### Problem
Each line of the data that includes the string "What" is to be copied out.

___ Exercise material ___

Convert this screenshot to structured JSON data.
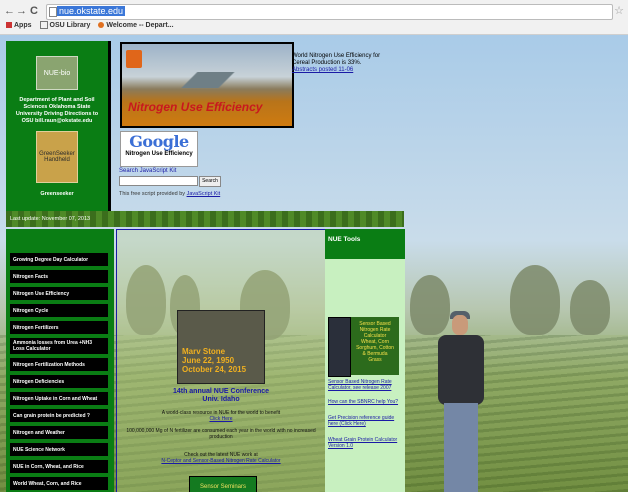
{
  "browser": {
    "url": "nue.okstate.edu",
    "back_glyph": "←",
    "forward_glyph": "→",
    "reload_glyph": "C",
    "star_glyph": "☆",
    "bookmarks": [
      "Apps",
      "OSU Library",
      "Welcome -- Depart..."
    ]
  },
  "sidebar_top": {
    "logo_label": "NUE-bio",
    "department": "Department of Plant and Soil Sciences Oklahoma State University Driving Directions to OSU bill.raun@okstate.edu",
    "greenseeker_image_label": "GreenSeeker Handheld",
    "greenseeker_label": "Greenseeker"
  },
  "banner": {
    "title": "Nitrogen Use Efficiency"
  },
  "world_nue": {
    "text": "World Nitrogen Use Efficiency for Cereal Production is 33%.",
    "link": "Abstracts posted 11-06"
  },
  "google_search": {
    "logo": "Google",
    "subtitle": "Nitrogen Use Efficiency",
    "search_link": "Search JavaScript Kit",
    "button": "Search",
    "powered_text": "This free script provided by",
    "powered_link": "JavaScript Kit"
  },
  "update_bar": "Last update: November 07, 2013",
  "menu": [
    "Growing Degree Day Calculator",
    "Nitrogen Facts",
    "Nitrogen Use Efficiency",
    "Nitrogen Cycle",
    "Nitrogen Fertilizers",
    "Ammonia losses from Urea +NH3 Loss Calculator",
    "Nitrogen Fertilization Methods",
    "Nitrogen Deficiencies",
    "Nitrogen Uptake in Corn and Wheat",
    "Can grain protein be predicted ?",
    "Nitrogen and Weather",
    "NUE Science Network",
    "NUE in Corn, Wheat, and Rice",
    "World Wheat, Corn, and Rice"
  ],
  "center": {
    "photo_caption": [
      "Marv Stone",
      "June 22, 1950",
      "October 24, 2015"
    ],
    "conference_title": "14th annual NUE Conference",
    "conference_location": "Univ. Idaho",
    "text_1": "A world-class resource in NUE for the world to benefit",
    "link_1": "Click Here",
    "text_2": "100,000,000 Mg of N fertilizer are consumed each year in the world with no increased production",
    "text_3": "Check out the latest NUE work at",
    "link_2": "N-Ceptor and Sensor-Based Nitrogen Rate Calculator",
    "button": "Sensor Seminars"
  },
  "tools": {
    "header": "NUE Tools",
    "panel_lines": [
      "Sensor Based",
      "Nitrogen Rate",
      "Calculator",
      "Wheat, Corn",
      "Sorghum, Cotton",
      "& Bermuda",
      "Grass"
    ],
    "link_1": "Sensor Based Nitrogen Rate Calculator, see release 2007",
    "link_2": "How can the SBNRC help You?",
    "link_3": "Get Precision reference guide here (Click Here)",
    "link_4": "Wheat Grain Protein Calculator Version 1.0"
  }
}
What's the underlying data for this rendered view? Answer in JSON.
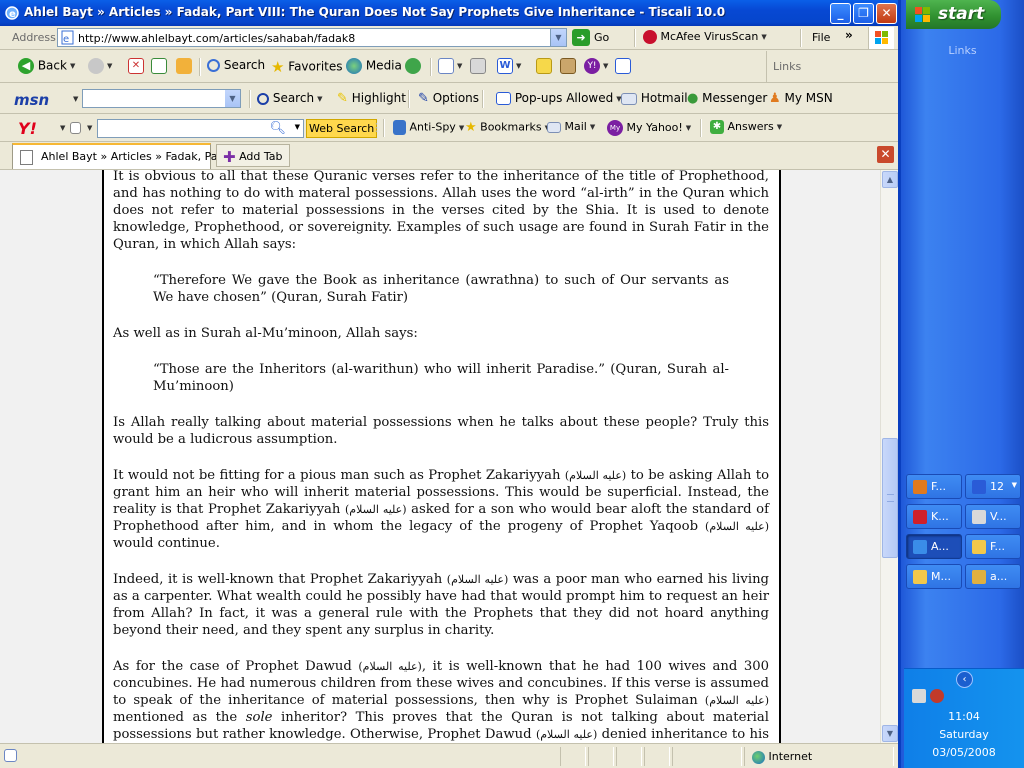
{
  "window": {
    "title": "Ahlel Bayt » Articles » Fadak, Part VIII: The Quran Does Not Say Prophets Give Inheritance - Tiscali 10.0",
    "controls": {
      "minimize": "_",
      "maximize": "❐",
      "close": "✕"
    }
  },
  "address_bar": {
    "label": "Address",
    "url": "http://www.ahlelbayt.com/articles/sahabah/fadak8",
    "go_label": "Go",
    "mcafee_label": "McAfee VirusScan",
    "file_menu": "File",
    "chevron": "»"
  },
  "standard_toolbar": {
    "back_label": "Back",
    "search_label": "Search",
    "favorites_label": "Favorites",
    "media_label": "Media",
    "links_label": "Links"
  },
  "msn_toolbar": {
    "logo": "msn",
    "search_label": "Search",
    "highlight_label": "Highlight",
    "options_label": "Options",
    "popups_label": "Pop-ups Allowed",
    "hotmail_label": "Hotmail",
    "messenger_label": "Messenger",
    "mymsn_label": "My MSN"
  },
  "yahoo_toolbar": {
    "logo": "Y!",
    "web_search_label": "Web Search",
    "antispy_label": "Anti-Spy",
    "bookmarks_label": "Bookmarks",
    "mail_label": "Mail",
    "myyahoo_label": "My Yahoo!",
    "answers_label": "Answers"
  },
  "tabs": {
    "active_tab_label": "Ahlel Bayt » Articles » Fadak, Pa...",
    "add_tab_label": "Add Tab"
  },
  "article": {
    "p1": "It is obvious to all that these Quranic verses refer to the inheritance of the title of Prophethood, and has nothing to do with materal possessions. Allah uses the word “al-irth” in the Quran which does not refer to material possessions in the verses cited by the Shia. It is used to denote knowledge, Prophethood, or sovereignity. Examples of such usage are found in Surah Fatir in the Quran, in which Allah says:",
    "quote1": "“Therefore We gave the Book as inheritance (awrathna) to such of Our servants as We have chosen” (Quran, Surah Fatir)",
    "p2": "As well as in Surah al-Mu’minoon, Allah says:",
    "quote2": "“Those are the Inheritors (al-warithun) who will inherit Paradise.” (Quran, Surah al-Mu’minoon)",
    "p3": "Is Allah really talking about material possessions when he talks about these people? Truly this would be a ludicrous assumption.",
    "honorific": "(عليه السلام)",
    "p4_a": "It would not be fitting for a pious man such as Prophet Zakariyyah ",
    "p4_b": " to be asking Allah to grant him an heir who will inherit material possessions. This would be superficial. Instead, the reality is that Prophet Zakariyyah ",
    "p4_c": " asked for a son who would bear aloft the standard of Prophethood after him, and in whom the legacy of the progeny of Prophet Yaqoob ",
    "p4_d": " would continue.",
    "p5_a": "Indeed, it is well-known that Prophet Zakariyyah ",
    "p5_b": " was a poor man who earned his living as a carpenter. What wealth could he possibly have had that would prompt him to request an heir from Allah? In fact, it was a general rule with the Prophets that they did not hoard anything beyond their need, and they spent any surplus in charity.",
    "p6_a": "As for the case of Prophet Dawud ",
    "p6_b": ", it is well-known that he had 100 wives and 300 concubines. He had numerous children from these wives and concubines. If this verse is assumed to speak of the inheritance of material possessions, then why is Prophet Sulaiman ",
    "p6_c": " mentioned as the ",
    "p6_sole": "sole",
    "p6_d": " inheritor? This proves that the Quran is not talking about material possessions but rather knowledge. Otherwise, Prophet Dawud ",
    "p6_e": " denied inheritance to his other children, and this would violate the Shia rhetoric which state that people cannot deny inheritance to the children of Prophets."
  },
  "status_bar": {
    "zone_label": "Internet"
  },
  "taskbar": {
    "start_label": "start",
    "links_label": "Links",
    "tasks": [
      {
        "label": "F...",
        "icon": "firefox-icon",
        "color": "#e07a1f"
      },
      {
        "label": "12",
        "icon": "word-icon",
        "color": "#2a5bd7"
      },
      {
        "label": "K...",
        "icon": "k-icon",
        "color": "#d0202a"
      },
      {
        "label": "V...",
        "icon": "doc-icon",
        "color": "#d9d9d9"
      },
      {
        "label": "A...",
        "icon": "ie-icon",
        "color": "#3a8de8"
      },
      {
        "label": "F...",
        "icon": "folder-icon",
        "color": "#f2c84b"
      },
      {
        "label": "M...",
        "icon": "folder-icon",
        "color": "#f2c84b"
      },
      {
        "label": "a...",
        "icon": "paint-icon",
        "color": "#e0b040"
      }
    ],
    "collapse": "‹",
    "clock_time": "11:04",
    "clock_day": "Saturday",
    "clock_date": "03/05/2008"
  }
}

___

### Solution for this task
What's the underlying data for this rendered view? Answer in JSON.
    "p5_b": " was a poor man who earned his living as a carpenter. What wealth could he possibly have had that would prompt him to request an heir from Allah? In fact, it was a general rule with the Prophets that they did not hoard anything beyond their need, and they spent any surplus in charity.",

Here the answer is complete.